**RECORD LIST**
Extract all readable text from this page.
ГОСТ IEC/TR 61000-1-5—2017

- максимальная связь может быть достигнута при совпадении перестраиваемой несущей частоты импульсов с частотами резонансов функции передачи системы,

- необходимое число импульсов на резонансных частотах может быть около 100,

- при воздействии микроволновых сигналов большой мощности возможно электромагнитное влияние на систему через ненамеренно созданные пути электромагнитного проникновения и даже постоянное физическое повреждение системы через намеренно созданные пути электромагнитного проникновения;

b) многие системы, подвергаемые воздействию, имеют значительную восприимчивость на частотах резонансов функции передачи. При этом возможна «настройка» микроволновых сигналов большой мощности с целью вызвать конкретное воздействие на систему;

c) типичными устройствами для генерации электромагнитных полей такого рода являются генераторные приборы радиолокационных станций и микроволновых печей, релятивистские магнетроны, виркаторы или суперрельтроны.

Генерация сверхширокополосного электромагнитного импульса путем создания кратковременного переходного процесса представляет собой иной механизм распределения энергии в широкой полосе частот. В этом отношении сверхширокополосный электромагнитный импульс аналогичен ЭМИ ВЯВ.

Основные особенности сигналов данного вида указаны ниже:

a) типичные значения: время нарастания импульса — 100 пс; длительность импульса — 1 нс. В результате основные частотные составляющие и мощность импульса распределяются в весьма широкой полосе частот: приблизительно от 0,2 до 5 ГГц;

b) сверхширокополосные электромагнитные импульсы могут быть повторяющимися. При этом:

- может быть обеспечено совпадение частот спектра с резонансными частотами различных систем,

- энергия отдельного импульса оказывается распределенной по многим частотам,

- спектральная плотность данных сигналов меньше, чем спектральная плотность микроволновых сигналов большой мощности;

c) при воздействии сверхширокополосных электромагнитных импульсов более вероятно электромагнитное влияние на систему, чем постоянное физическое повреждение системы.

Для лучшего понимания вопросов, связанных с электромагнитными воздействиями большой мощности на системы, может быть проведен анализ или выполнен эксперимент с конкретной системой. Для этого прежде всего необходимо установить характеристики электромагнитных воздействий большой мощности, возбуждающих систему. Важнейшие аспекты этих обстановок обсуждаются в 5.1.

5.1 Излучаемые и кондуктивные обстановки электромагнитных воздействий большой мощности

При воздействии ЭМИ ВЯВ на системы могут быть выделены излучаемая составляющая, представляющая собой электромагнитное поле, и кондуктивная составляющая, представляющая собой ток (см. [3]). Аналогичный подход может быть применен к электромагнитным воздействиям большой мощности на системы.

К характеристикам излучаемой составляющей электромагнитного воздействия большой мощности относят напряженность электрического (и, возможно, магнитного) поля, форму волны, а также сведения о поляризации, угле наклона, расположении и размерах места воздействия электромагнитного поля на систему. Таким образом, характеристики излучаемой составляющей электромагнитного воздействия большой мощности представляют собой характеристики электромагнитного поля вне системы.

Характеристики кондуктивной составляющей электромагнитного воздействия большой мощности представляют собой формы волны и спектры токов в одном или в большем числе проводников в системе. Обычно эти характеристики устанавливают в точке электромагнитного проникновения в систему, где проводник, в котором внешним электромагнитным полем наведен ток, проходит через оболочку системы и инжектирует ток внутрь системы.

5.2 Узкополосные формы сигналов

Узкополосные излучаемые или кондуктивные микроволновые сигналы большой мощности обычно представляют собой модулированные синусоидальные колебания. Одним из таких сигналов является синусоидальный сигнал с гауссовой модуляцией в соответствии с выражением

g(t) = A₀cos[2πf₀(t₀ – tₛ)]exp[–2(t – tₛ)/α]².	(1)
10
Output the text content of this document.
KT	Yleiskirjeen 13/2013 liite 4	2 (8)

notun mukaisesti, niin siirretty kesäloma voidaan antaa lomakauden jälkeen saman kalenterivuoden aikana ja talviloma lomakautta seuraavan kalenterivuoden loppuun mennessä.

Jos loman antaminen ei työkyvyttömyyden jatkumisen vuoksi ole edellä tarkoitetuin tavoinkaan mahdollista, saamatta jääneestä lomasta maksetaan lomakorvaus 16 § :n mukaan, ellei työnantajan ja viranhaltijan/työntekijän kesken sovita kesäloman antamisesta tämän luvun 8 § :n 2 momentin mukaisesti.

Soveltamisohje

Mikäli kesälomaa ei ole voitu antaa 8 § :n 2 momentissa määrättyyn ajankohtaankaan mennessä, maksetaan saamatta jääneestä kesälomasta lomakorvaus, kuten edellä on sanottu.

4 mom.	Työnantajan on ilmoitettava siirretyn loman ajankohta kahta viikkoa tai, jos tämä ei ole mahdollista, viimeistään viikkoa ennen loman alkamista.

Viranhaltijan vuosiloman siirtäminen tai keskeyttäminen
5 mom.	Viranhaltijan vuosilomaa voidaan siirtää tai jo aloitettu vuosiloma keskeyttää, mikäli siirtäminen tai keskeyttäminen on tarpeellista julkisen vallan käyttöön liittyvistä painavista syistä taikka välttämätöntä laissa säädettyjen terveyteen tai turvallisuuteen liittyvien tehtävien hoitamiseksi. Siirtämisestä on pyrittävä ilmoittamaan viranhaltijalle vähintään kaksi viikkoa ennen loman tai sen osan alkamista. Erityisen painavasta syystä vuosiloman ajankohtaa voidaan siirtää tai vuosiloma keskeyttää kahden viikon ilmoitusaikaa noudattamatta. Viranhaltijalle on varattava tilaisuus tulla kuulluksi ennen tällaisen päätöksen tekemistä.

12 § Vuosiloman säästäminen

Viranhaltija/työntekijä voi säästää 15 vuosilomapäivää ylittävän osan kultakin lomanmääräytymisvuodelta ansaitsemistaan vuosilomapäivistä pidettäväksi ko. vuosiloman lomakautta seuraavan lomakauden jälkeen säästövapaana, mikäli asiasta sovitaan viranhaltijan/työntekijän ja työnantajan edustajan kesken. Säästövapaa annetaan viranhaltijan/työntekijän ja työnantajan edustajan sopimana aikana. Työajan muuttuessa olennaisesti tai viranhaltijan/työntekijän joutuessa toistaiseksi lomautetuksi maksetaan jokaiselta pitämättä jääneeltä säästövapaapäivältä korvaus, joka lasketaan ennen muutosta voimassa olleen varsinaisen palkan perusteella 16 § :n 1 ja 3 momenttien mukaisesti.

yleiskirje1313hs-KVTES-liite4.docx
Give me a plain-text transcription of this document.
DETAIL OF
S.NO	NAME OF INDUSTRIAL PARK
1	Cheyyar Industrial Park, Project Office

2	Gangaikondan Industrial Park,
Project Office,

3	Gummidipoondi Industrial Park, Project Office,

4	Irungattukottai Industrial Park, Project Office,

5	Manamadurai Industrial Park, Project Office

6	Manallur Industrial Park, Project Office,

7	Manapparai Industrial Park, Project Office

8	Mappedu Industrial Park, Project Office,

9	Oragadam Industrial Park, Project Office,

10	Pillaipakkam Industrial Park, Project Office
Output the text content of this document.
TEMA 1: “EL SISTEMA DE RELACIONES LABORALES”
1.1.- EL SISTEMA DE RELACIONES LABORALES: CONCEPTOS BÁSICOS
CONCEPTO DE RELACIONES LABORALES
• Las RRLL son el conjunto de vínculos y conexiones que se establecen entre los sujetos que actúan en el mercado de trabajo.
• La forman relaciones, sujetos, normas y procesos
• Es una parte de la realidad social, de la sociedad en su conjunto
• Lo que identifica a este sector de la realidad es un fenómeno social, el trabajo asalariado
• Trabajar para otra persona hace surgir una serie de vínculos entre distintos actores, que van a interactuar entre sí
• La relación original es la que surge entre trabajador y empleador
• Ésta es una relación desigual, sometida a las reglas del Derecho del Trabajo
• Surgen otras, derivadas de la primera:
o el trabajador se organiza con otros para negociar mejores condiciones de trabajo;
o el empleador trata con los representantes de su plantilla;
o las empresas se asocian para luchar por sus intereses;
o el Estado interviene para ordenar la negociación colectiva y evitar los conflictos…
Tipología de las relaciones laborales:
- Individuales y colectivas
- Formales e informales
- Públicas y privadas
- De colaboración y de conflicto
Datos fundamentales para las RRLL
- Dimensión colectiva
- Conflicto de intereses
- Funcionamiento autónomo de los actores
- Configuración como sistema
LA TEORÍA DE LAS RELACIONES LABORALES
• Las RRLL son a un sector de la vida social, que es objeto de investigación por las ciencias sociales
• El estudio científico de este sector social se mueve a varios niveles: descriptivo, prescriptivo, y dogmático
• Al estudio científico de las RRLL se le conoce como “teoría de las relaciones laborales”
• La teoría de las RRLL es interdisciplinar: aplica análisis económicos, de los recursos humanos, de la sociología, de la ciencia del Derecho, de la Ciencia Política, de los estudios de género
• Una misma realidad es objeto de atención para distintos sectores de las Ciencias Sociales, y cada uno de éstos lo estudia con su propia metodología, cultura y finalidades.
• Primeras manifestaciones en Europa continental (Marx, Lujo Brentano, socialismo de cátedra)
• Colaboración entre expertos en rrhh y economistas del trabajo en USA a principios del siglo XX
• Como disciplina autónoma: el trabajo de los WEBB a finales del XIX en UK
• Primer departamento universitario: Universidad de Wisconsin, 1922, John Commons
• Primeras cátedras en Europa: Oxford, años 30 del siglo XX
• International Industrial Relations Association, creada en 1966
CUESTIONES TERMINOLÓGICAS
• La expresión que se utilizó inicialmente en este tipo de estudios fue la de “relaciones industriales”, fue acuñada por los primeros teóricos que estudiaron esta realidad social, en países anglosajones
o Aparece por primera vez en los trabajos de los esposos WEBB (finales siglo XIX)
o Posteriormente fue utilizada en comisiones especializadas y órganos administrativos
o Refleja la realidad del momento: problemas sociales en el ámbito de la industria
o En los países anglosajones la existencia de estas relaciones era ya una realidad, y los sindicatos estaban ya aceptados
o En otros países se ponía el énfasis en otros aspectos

**PROBLEM TO SOLVE**
Check each line of the entries above for the word "científico". List the ones that have it.

**RESULT**
• El estudio científico de este sector social se mueve a varios niveles: descriptivo, prescriptivo, y dogmático
• Al estudio científico de las RRLL se le conoce como “teoría de las relaciones laborales”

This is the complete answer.